→ **AIM**
Present the lines as a Markdown table with the columns Row and Line, leaving out any blank lines. Start at the line containing "Find all labels, buttons, inputs, and" and end after the line containing "x-tick-label: 2019 xyxy=(460,372,473,400)".
— Start MATERIALS PROVIDED —
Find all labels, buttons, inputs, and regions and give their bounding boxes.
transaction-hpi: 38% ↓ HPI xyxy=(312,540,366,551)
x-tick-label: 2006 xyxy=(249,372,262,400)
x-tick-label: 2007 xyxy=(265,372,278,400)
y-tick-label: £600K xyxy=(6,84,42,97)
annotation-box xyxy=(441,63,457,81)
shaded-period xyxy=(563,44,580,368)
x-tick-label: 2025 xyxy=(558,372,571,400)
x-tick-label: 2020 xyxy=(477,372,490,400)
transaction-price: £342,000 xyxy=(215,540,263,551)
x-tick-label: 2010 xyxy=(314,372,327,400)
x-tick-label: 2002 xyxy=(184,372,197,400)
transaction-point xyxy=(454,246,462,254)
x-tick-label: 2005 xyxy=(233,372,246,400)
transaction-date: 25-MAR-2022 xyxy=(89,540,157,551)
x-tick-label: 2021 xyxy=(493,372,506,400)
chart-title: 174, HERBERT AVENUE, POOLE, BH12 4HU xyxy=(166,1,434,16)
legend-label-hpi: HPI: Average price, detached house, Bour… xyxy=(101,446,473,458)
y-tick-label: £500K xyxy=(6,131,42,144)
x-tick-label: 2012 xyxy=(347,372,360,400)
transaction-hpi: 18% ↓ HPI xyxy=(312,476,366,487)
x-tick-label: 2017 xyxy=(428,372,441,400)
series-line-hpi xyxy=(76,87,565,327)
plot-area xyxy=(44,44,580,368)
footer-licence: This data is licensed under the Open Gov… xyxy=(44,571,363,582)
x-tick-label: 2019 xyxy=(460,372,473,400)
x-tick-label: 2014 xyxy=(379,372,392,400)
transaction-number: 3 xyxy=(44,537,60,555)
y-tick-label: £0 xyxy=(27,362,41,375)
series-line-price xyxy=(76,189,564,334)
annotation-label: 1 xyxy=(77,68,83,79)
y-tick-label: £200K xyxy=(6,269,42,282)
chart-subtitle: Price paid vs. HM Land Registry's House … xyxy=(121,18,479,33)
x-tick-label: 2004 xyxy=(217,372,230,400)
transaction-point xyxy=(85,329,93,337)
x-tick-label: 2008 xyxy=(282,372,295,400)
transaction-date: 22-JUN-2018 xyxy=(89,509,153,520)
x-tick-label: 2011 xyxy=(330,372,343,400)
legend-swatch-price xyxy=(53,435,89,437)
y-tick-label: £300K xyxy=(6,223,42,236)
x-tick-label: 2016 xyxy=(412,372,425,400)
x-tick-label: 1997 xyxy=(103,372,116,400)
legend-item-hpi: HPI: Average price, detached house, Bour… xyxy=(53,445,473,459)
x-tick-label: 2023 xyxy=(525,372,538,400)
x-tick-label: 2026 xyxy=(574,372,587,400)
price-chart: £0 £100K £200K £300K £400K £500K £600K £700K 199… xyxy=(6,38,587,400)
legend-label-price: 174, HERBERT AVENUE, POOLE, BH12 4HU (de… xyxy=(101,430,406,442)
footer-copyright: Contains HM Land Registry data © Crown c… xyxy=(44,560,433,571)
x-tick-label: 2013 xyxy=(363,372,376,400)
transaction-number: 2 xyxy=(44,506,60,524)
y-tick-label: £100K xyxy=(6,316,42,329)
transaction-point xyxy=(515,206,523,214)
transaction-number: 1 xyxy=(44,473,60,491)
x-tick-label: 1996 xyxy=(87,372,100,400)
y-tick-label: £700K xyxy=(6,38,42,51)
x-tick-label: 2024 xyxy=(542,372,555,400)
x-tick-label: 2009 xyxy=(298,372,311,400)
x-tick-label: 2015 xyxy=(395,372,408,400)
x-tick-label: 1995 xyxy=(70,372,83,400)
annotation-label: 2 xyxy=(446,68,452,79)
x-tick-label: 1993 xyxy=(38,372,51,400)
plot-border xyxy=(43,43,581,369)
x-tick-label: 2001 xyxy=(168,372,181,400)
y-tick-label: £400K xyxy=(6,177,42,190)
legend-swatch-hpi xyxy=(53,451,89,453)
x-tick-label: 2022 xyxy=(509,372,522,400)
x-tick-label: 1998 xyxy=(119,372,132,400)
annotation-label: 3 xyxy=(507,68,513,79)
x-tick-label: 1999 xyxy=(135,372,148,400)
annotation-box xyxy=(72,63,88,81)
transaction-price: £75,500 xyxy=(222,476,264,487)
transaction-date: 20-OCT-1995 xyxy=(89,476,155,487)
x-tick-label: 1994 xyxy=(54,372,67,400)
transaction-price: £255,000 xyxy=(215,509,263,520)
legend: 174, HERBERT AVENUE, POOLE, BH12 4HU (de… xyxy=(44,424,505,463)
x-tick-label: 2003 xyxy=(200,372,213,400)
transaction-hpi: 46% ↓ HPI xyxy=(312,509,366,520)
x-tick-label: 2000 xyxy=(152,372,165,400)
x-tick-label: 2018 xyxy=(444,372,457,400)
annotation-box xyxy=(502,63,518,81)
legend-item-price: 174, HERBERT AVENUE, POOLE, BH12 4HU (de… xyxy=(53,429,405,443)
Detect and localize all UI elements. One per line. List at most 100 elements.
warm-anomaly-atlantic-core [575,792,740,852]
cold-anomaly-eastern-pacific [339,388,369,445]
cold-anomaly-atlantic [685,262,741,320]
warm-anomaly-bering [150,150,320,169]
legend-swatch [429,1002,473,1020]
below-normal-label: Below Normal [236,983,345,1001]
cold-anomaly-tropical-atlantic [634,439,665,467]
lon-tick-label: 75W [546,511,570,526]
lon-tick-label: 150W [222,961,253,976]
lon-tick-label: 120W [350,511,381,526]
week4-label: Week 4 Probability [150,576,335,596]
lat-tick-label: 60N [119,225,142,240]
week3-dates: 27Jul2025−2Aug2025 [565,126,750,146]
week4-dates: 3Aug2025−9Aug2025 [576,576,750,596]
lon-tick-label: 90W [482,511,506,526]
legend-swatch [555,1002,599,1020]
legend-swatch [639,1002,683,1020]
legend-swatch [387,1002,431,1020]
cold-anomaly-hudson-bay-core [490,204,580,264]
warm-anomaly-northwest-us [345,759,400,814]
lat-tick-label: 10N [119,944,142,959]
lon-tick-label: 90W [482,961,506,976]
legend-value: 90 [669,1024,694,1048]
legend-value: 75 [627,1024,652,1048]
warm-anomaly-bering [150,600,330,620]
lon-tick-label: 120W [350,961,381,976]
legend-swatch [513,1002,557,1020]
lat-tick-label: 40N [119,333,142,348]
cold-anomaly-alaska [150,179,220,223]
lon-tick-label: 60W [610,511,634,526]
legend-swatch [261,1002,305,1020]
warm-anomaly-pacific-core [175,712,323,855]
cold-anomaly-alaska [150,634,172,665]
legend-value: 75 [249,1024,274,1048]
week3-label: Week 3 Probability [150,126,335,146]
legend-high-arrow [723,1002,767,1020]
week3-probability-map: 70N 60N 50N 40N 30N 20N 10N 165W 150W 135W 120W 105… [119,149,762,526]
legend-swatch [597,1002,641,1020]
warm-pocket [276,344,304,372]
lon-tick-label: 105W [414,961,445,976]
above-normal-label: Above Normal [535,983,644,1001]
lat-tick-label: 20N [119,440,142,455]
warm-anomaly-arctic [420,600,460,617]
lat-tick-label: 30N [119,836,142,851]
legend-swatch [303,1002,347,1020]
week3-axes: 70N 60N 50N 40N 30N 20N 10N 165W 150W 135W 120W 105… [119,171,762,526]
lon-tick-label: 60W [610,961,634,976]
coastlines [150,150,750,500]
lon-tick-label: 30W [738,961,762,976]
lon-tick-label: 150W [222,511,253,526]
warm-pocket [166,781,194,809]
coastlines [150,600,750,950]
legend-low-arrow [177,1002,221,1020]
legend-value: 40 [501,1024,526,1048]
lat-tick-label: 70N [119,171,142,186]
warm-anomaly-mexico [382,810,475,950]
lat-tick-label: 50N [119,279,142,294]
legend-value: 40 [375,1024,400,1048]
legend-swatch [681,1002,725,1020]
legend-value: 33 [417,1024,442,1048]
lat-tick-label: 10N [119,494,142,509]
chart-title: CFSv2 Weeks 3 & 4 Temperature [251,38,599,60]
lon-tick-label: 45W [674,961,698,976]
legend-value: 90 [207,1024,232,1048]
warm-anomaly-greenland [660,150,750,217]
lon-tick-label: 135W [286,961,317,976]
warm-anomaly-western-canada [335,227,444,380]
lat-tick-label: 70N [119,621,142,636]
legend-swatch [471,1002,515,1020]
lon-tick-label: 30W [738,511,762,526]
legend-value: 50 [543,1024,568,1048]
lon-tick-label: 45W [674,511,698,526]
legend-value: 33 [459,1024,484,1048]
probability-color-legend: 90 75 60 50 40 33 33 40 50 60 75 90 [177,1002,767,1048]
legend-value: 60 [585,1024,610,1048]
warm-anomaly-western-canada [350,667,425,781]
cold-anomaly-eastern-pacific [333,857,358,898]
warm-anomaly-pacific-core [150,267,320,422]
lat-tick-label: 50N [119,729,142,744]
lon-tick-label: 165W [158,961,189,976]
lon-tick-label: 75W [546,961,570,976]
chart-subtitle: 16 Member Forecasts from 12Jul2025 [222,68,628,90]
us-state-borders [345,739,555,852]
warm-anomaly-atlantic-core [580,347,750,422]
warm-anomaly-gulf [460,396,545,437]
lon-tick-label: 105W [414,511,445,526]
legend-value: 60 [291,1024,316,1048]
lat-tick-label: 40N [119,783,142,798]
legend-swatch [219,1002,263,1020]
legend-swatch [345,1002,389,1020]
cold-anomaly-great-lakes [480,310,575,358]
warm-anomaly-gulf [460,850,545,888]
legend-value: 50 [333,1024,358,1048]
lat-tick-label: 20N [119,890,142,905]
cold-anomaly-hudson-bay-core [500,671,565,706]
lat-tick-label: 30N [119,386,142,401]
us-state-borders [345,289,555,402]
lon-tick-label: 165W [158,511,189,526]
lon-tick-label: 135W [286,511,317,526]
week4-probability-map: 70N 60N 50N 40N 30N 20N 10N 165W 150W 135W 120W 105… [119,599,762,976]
— End MATERIALS PROVIDED —
— Start MATERIALS PROVIDED —
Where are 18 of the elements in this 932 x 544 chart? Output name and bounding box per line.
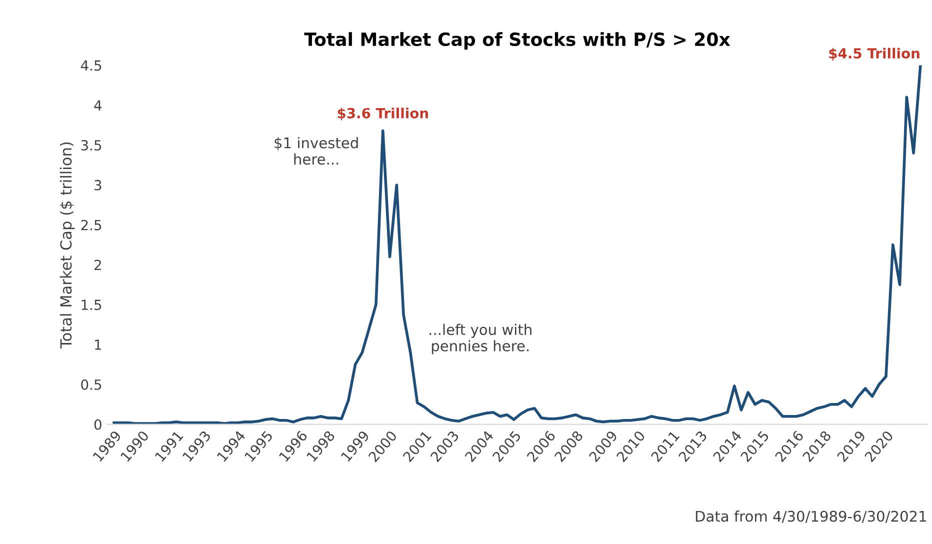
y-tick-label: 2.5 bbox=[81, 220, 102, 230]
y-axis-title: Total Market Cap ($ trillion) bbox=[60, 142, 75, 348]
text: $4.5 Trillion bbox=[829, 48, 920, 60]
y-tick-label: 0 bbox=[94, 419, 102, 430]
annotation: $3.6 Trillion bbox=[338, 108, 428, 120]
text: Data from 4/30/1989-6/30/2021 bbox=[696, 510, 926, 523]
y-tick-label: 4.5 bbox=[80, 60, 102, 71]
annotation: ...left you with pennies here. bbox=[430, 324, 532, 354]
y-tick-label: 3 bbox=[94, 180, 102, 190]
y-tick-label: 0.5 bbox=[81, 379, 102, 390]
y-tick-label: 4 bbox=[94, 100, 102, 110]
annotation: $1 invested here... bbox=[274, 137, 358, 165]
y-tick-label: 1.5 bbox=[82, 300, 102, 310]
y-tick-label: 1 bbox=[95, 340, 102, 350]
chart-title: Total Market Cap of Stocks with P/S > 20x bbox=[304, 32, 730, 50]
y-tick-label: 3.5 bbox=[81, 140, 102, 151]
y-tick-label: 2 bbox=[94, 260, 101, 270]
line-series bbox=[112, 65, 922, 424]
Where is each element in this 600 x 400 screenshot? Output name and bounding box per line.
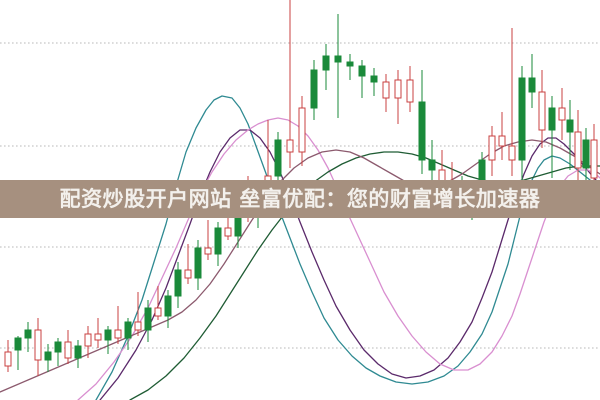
— End MATERIALS PROVIDED —
→ **FINISHED ANSWER**
| Row | Line |
|---|---|
| 1 | Find all labels, buttons, inputs, and regions and give their bounding boxes. |
| 2 | transaction-hpi: 38% ↓ HPI xyxy=(312,540,366,551) |
| 3 | x-tick-label: 2006 xyxy=(249,372,262,400) |
| 4 | x-tick-label: 2007 xyxy=(265,372,278,400) |
| 5 | y-tick-label: £600K xyxy=(6,84,42,97) |
| 6 | annotation-box xyxy=(441,63,457,81) |
| 7 | shaded-period xyxy=(563,44,580,368) |
| 8 | x-tick-label: 2025 xyxy=(558,372,571,400) |
| 9 | x-tick-label: 2020 xyxy=(477,372,490,400) |
| 10 | transaction-price: £342,000 xyxy=(215,540,263,551) |
| 11 | x-tick-label: 2010 xyxy=(314,372,327,400) |
| 12 | x-tick-label: 2002 xyxy=(184,372,197,400) |
| 13 | transaction-point xyxy=(454,246,462,254) |
| 14 | x-tick-label: 2005 xyxy=(233,372,246,400) |
| 15 | transaction-date: 25-MAR-2022 xyxy=(89,540,157,551) |
| 16 | x-tick-label: 2021 xyxy=(493,372,506,400) |
| 17 | chart-title: 174, HERBERT AVENUE, POOLE, BH12 4HU xyxy=(166,1,434,16) |
| 18 | legend-label-hpi: HPI: Average price, detached house, Bour… xyxy=(101,446,473,458) |
| 19 | y-tick-label: £500K xyxy=(6,131,42,144) |
| 20 | x-tick-label: 2012 xyxy=(347,372,360,400) |
| 21 | transaction-hpi: 18% ↓ HPI xyxy=(312,476,366,487) |
| 22 | x-tick-label: 2017 xyxy=(428,372,441,400) |
| 23 | series-line-hpi xyxy=(76,87,565,327) |
| 24 | plot-area xyxy=(44,44,580,368) |
| 25 | footer-licence: This data is licensed under the Open Gov… xyxy=(44,571,363,582) |
| 26 | x-tick-label: 2019 xyxy=(460,372,473,400) |